start Data excerpts

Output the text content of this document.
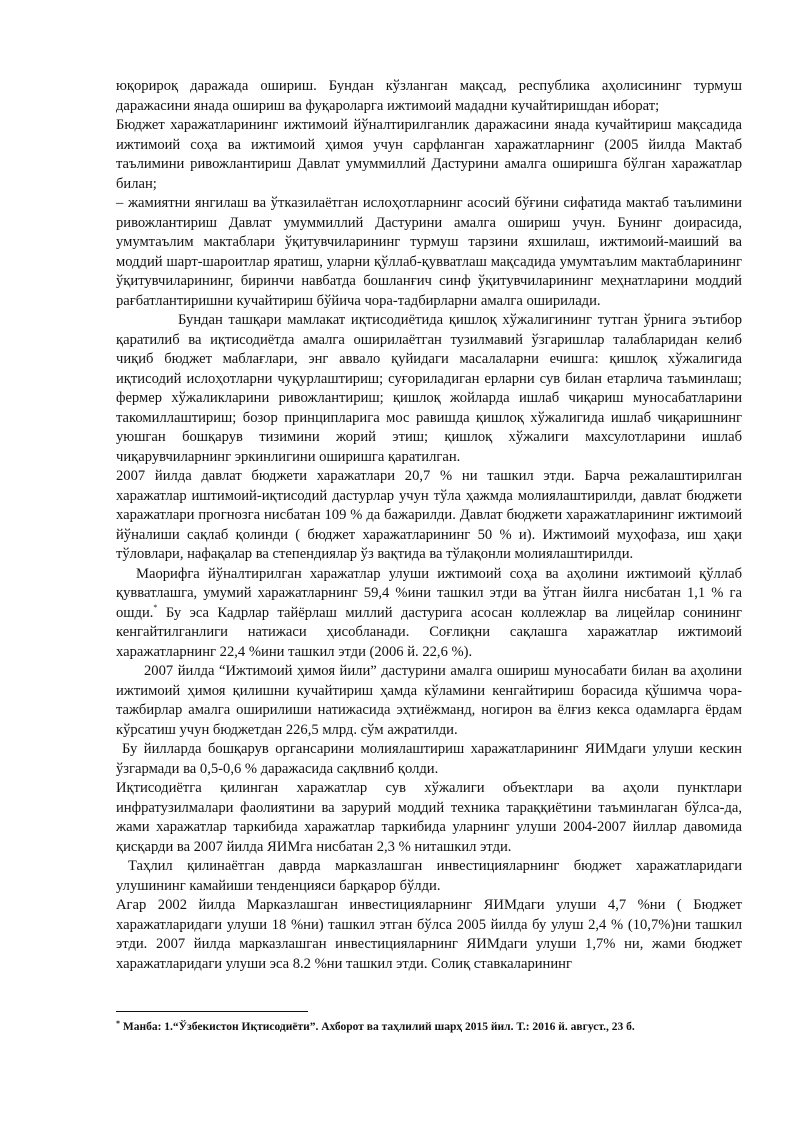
юқорироқ даражада ошириш. Бундан кўзланган мақсад, республика аҳолисининг турмуш даражасини янада ошириш ва фуқароларга ижтимоий мададни кучайтиришдан иборат;

Бюджет харажатларининг ижтимоий йўналтирилганлик даражасини янада кучайтириш мақсадида ижтимоий соҳа ва ижтимоий ҳимоя учун сарфланган харажатларнинг (2005 йилда Мактаб таълимини ривожлантириш Давлат умуммиллий Дастурини амалга оширишга бўлган харажатлар билан;

– жамиятни янгилаш ва ўтказилаётган ислоҳотларнинг асосий бўғини сифатида мактаб таълимини ривожлантириш Давлат умуммиллий Дастурини амалга ошириш учун. Бунинг доирасида, умумтаълим мактаблари ўқитувчиларининг турмуш тарзини яхшилаш, ижтимоий-маиший ва моддий шарт-шароитлар яратиш, уларни қўллаб-қувватлаш мақсадида умумтаълим мактабларининг ўқитувчиларининг, биринчи навбатда бошланғич синф ўқитувчиларининг меҳнатларини моддий рағбатлантиришни кучайтириш бўйича чора-тадбирларни амалга оширилади.

Бундан ташқари мамлакат иқтисодиётида қишлоқ хўжалигининг тутган ўрнига эътибор қаратилиб ва иқтисодиётда амалга оширилаётган тузилмавий ўзгаришлар талабларидан келиб чиқиб бюджет маблағлари, энг аввало қуйидаги масалаларни ечишга: қишлоқ хўжалигида иқтисодий ислоҳотларни чуқурлаштириш; суғориладиган ерларни сув билан етарлича таъминлаш; фермер хўжаликларини ривожлантириш; қишлоқ жойларда ишлаб чиқариш муносабатларини такомиллаштириш; бозор принципларига мос равишда қишлоқ хўжалигида ишлаб чиқаришнинг уюшган бошқарув тизимини жорий этиш; қишлоқ хўжалиги махсулотларини ишлаб чиқарувчиларнинг эркинлигини оширишга қаратилган.

2007 йилда давлат бюджети харажатлари 20,7 % ни ташкил этди. Барча режалаштирилган харажатлар иштимоий-иқтисодий дастурлар учун тўла ҳажмда молиялаштирилди, давлат бюджети харажатлари прогнозга нисбатан 109 % да бажарилди. Давлат бюджети харажатларининг ижтимоий йўналиши сақлаб қолинди ( бюджет харажатларининг 50 % и). Ижтимоий муҳофаза, иш ҳақи тўловлари, нафақалар ва степендиялар ўз вақтида ва тўлақонли молиялаштирилди.

Маорифга йўналтирилган харажатлар улуши ижтимоий соҳа ва аҳолини ижтимоий қўллаб қувватлашга, умумий харажатларнинг 59,4 %ини ташкил этди ва ўтган йилга нисбатан 1,1 % га ошди.* Бу эса Кадрлар тайёрлаш миллий дастурига асосан коллежлар ва лицейлар сонининг кенгайтилганлиги натижаси ҳисобланади. Соғлиқни сақлашга харажатлар ижтимоий харажатларнинг 22,4 %ини ташкил этди (2006 й. 22,6 %).

2007 йилда “Ижтимоий ҳимоя йили” дастурини амалга ошириш муносабати билан ва аҳолини ижтимоий ҳимоя қилишни кучайтириш ҳамда кўламини кенгайтириш борасида қўшимча чора-тажбирлар амалга оширилиши натижасида эҳтиёжманд, ногирон ва ёлғиз кекса одамларга ёрдам кўрсатиш учун бюджетдан 226,5 млрд. сўм ажратилди.

Бу йилларда бошқарув органсарини молиялаштириш харажатларининг ЯИМдаги улуши кескин ўзгармади ва 0,5-0,6 % даражасида сақлвниб қолди.

Иқтисодиётга қилинган харажатлар сув хўжалиги объектлари ва аҳоли пунктлари инфратузилмалари фаолиятини ва зарурий моддий техника тараққиётини таъминлаган бўлса-да, жами харажатлар таркибида харажатлар таркибида уларнинг улуши 2004-2007 йиллар давомида қисқарди ва 2007 йилда ЯИМга нисбатан 2,3 % ниташкил этди.

Таҳлил қилинаётган даврда марказлашган инвестицияларнинг бюджет харажатларидаги улушининг камайиши тенденцияси барқарор бўлди.

Агар 2002 йилда Марказлашган инвестицияларнинг ЯИМдаги улуши 4,7 %ни ( Бюджет харажатларидаги улуши 18 %ни) ташкил этган бўлса 2005 йилда бу улуш 2,4 % (10,7%)ни ташкил этди. 2007 йилда марказлашган инвестицияларнинг ЯИМдаги улуши 1,7% ни, жами бюджет харажатларидаги улуши эса 8.2 %ни ташкил этди. Солиқ ставкаларининг

* Манба: 1.“Ўзбекистон Иқтисодиёти”. Ахборот ва таҳлилий шарҳ 2015 йил. Т.: 2016 й. август., 23 б.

end Data excerpts

* **Task brief**
Reproduce every entry word for word, but omit the pictures.

* **Written response**
Output the text content of this document.
юқорироқ даражада ошириш. Бундан кўзланган мақсад, республика аҳолисининг турмуш даражасини янада ошириш ва фуқароларга ижтимоий мададни кучайтиришдан иборат;

Бюджет харажатларининг ижтимоий йўналтирилганлик даражасини янада кучайтириш мақсадида ижтимоий соҳа ва ижтимоий ҳимоя учун сарфланган харажатларнинг (2005 йилда Мактаб таълимини ривожлантириш Давлат умуммиллий Дастурини амалга оширишга бўлган харажатлар билан;

– жамиятни янгилаш ва ўтказилаётган ислоҳотларнинг асосий бўғини сифатида мактаб таълимини ривожлантириш Давлат умуммиллий Дастурини амалга ошириш учун. Бунинг доирасида, умумтаълим мактаблари ўқитувчиларининг турмуш тарзини яхшилаш, ижтимоий-маиший ва моддий шарт-шароитлар яратиш, уларни қўллаб-қувватлаш мақсадида умумтаълим мактабларининг ўқитувчиларининг, биринчи навбатда бошланғич синф ўқитувчиларининг меҳнатларини моддий рағбатлантиришни кучайтириш бўйича чора-тадбирларни амалга оширилади.

Бундан ташқари мамлакат иқтисодиётида қишлоқ хўжалигининг тутган ўрнига эътибор қаратилиб ва иқтисодиётда амалга оширилаётган тузилмавий ўзгаришлар талабларидан келиб чиқиб бюджет маблағлари, энг аввало қуйидаги масалаларни ечишга: қишлоқ хўжалигида иқтисодий ислоҳотларни чуқурлаштириш; суғориладиган ерларни сув билан етарлича таъминлаш; фермер хўжаликларини ривожлантириш; қишлоқ жойларда ишлаб чиқариш муносабатларини такомиллаштириш; бозор принципларига мос равишда қишлоқ хўжалигида ишлаб чиқаришнинг уюшган бошқарув тизимини жорий этиш; қишлоқ хўжалиги махсулотларини ишлаб чиқарувчиларнинг эркинлигини оширишга қаратилган.

2007 йилда давлат бюджети харажатлари 20,7 % ни ташкил этди. Барча режалаштирилган харажатлар иштимоий-иқтисодий дастурлар учун тўла ҳажмда молиялаштирилди, давлат бюджети харажатлари прогнозга нисбатан 109 % да бажарилди. Давлат бюджети харажатларининг ижтимоий йўналиши сақлаб қолинди ( бюджет харажатларининг 50 % и). Ижтимоий муҳофаза, иш ҳақи тўловлари, нафақалар ва степендиялар ўз вақтида ва тўлақонли молиялаштирилди.

Маорифга йўналтирилган харажатлар улуши ижтимоий соҳа ва аҳолини ижтимоий қўллаб қувватлашга, умумий харажатларнинг 59,4 %ини ташкил этди ва ўтган йилга нисбатан 1,1 % га ошди.* Бу эса Кадрлар тайёрлаш миллий дастурига асосан коллежлар ва лицейлар сонининг кенгайтилганлиги натижаси ҳисобланади. Соғлиқни сақлашга харажатлар ижтимоий харажатларнинг 22,4 %ини ташкил этди (2006 й. 22,6 %).

2007 йилда “Ижтимоий ҳимоя йили” дастурини амалга ошириш муносабати билан ва аҳолини ижтимоий ҳимоя қилишни кучайтириш ҳамда кўламини кенгайтириш борасида қўшимча чора-тажбирлар амалга оширилиши натижасида эҳтиёжманд, ногирон ва ёлғиз кекса одамларга ёрдам кўрсатиш учун бюджетдан 226,5 млрд. сўм ажратилди.

Бу йилларда бошқарув органсарини молиялаштириш харажатларининг ЯИМдаги улуши кескин ўзгармади ва 0,5-0,6 % даражасида сақлвниб қолди.

Иқтисодиётга қилинган харажатлар сув хўжалиги объектлари ва аҳоли пунктлари инфратузилмалари фаолиятини ва зарурий моддий техника тараққиётини таъминлаган бўлса-да, жами харажатлар таркибида харажатлар таркибида уларнинг улуши 2004-2007 йиллар давомида қисқарди ва 2007 йилда ЯИМга нисбатан 2,3 % ниташкил этди.

Таҳлил қилинаётган даврда марказлашган инвестицияларнинг бюджет харажатларидаги улушининг камайиши тенденцияси барқарор бўлди.

Агар 2002 йилда Марказлашган инвестицияларнинг ЯИМдаги улуши 4,7 %ни ( Бюджет харажатларидаги улуши 18 %ни) ташкил этган бўлса 2005 йилда бу улуш 2,4 % (10,7%)ни ташкил этди. 2007 йилда марказлашган инвестицияларнинг ЯИМдаги улуши 1,7% ни, жами бюджет харажатларидаги улуши эса 8.2 %ни ташкил этди. Солиқ ставкаларининг

* Манба: 1.“Ўзбекистон Иқтисодиёти”. Ахборот ва таҳлилий шарҳ 2015 йил. Т.: 2016 й. август., 23 б.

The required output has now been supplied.